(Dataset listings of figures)
+++

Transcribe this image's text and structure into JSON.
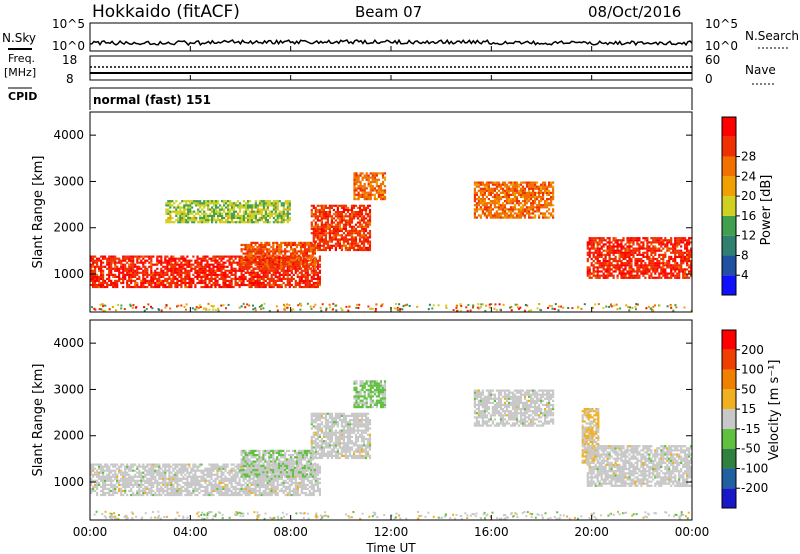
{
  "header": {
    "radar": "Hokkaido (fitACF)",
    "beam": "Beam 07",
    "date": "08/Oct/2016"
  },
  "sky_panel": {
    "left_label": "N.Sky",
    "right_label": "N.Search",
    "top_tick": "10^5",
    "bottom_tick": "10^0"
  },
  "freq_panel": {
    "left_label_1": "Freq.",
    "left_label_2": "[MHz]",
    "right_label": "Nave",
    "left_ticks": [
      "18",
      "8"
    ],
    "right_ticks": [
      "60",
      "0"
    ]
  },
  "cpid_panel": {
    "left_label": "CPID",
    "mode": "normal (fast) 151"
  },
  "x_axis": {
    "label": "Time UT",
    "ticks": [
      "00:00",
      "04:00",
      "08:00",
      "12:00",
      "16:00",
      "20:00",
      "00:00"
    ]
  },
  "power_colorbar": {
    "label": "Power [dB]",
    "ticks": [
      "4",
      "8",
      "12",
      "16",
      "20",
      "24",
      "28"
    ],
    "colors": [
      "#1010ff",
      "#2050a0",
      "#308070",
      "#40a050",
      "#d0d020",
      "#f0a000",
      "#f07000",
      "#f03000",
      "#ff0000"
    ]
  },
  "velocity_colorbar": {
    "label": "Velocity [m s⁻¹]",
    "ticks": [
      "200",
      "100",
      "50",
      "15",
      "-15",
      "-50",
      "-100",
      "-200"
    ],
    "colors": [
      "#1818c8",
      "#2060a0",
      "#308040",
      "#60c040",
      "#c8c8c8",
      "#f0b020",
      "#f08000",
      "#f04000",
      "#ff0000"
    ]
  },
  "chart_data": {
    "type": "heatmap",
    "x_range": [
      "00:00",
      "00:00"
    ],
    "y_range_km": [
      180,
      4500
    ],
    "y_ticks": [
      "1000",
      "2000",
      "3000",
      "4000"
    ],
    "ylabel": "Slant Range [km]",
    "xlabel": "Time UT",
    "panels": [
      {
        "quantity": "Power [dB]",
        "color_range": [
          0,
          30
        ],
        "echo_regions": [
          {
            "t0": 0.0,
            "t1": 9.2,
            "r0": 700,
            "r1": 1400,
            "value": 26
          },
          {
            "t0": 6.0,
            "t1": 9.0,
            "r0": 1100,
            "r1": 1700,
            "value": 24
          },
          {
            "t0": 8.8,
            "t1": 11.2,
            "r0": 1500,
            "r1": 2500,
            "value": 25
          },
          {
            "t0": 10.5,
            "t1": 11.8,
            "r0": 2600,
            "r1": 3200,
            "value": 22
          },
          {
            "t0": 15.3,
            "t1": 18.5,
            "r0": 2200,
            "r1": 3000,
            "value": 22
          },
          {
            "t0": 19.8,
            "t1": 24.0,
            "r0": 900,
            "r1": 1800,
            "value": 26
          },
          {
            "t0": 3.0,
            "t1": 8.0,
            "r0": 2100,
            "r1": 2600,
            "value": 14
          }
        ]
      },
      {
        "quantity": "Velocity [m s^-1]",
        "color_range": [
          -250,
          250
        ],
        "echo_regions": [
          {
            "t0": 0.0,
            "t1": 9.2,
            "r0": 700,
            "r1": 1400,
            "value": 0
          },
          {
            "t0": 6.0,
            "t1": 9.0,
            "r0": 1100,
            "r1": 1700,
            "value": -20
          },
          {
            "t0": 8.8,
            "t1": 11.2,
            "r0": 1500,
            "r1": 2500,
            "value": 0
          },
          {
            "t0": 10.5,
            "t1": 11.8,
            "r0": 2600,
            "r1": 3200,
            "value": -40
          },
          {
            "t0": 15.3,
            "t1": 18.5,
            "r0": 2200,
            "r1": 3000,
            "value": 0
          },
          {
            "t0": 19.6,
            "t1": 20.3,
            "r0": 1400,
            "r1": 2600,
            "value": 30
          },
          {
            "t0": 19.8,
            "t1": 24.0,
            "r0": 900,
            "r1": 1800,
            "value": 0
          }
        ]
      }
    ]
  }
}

+++

# Written exercise:
Repeat the data exactly, dropping every picture it holds.

# Complete response:
Transcribe this image's text and structure into JSON.
{
  "header": {
    "radar": "Hokkaido (fitACF)",
    "beam": "Beam 07",
    "date": "08/Oct/2016"
  },
  "sky_panel": {
    "left_label": "N.Sky",
    "right_label": "N.Search",
    "top_tick": "10^5",
    "bottom_tick": "10^0"
  },
  "freq_panel": {
    "left_label_1": "Freq.",
    "left_label_2": "[MHz]",
    "right_label": "Nave",
    "left_ticks": [
      "18",
      "8"
    ],
    "right_ticks": [
      "60",
      "0"
    ]
  },
  "cpid_panel": {
    "left_label": "CPID",
    "mode": "normal (fast) 151"
  },
  "x_axis": {
    "label": "Time UT",
    "ticks": [
      "00:00",
      "04:00",
      "08:00",
      "12:00",
      "16:00",
      "20:00",
      "00:00"
    ]
  },
  "power_colorbar": {
    "label": "Power [dB]",
    "ticks": [
      "4",
      "8",
      "12",
      "16",
      "20",
      "24",
      "28"
    ],
    "colors": [
      "#1010ff",
      "#2050a0",
      "#308070",
      "#40a050",
      "#d0d020",
      "#f0a000",
      "#f07000",
      "#f03000",
      "#ff0000"
    ]
  },
  "velocity_colorbar": {
    "label": "Velocity [m s⁻¹]",
    "ticks": [
      "200",
      "100",
      "50",
      "15",
      "-15",
      "-50",
      "-100",
      "-200"
    ],
    "colors": [
      "#1818c8",
      "#2060a0",
      "#308040",
      "#60c040",
      "#c8c8c8",
      "#f0b020",
      "#f08000",
      "#f04000",
      "#ff0000"
    ]
  },
  "chart_data": {
    "type": "heatmap",
    "x_range": [
      "00:00",
      "00:00"
    ],
    "y_range_km": [
      180,
      4500
    ],
    "y_ticks": [
      "1000",
      "2000",
      "3000",
      "4000"
    ],
    "ylabel": "Slant Range [km]",
    "xlabel": "Time UT",
    "panels": [
      {
        "quantity": "Power [dB]",
        "color_range": [
          0,
          30
        ],
        "echo_regions": [
          {
            "t0": 0.0,
            "t1": 9.2,
            "r0": 700,
            "r1": 1400,
            "value": 26
          },
          {
            "t0": 6.0,
            "t1": 9.0,
            "r0": 1100,
            "r1": 1700,
            "value": 24
          },
          {
            "t0": 8.8,
            "t1": 11.2,
            "r0": 1500,
            "r1": 2500,
            "value": 25
          },
          {
            "t0": 10.5,
            "t1": 11.8,
            "r0": 2600,
            "r1": 3200,
            "value": 22
          },
          {
            "t0": 15.3,
            "t1": 18.5,
            "r0": 2200,
            "r1": 3000,
            "value": 22
          },
          {
            "t0": 19.8,
            "t1": 24.0,
            "r0": 900,
            "r1": 1800,
            "value": 26
          },
          {
            "t0": 3.0,
            "t1": 8.0,
            "r0": 2100,
            "r1": 2600,
            "value": 14
          }
        ]
      },
      {
        "quantity": "Velocity [m s^-1]",
        "color_range": [
          -250,
          250
        ],
        "echo_regions": [
          {
            "t0": 0.0,
            "t1": 9.2,
            "r0": 700,
            "r1": 1400,
            "value": 0
          },
          {
            "t0": 6.0,
            "t1": 9.0,
            "r0": 1100,
            "r1": 1700,
            "value": -20
          },
          {
            "t0": 8.8,
            "t1": 11.2,
            "r0": 1500,
            "r1": 2500,
            "value": 0
          },
          {
            "t0": 10.5,
            "t1": 11.8,
            "r0": 2600,
            "r1": 3200,
            "value": -40
          },
          {
            "t0": 15.3,
            "t1": 18.5,
            "r0": 2200,
            "r1": 3000,
            "value": 0
          },
          {
            "t0": 19.6,
            "t1": 20.3,
            "r0": 1400,
            "r1": 2600,
            "value": 30
          },
          {
            "t0": 19.8,
            "t1": 24.0,
            "r0": 900,
            "r1": 1800,
            "value": 0
          }
        ]
      }
    ]
  }
}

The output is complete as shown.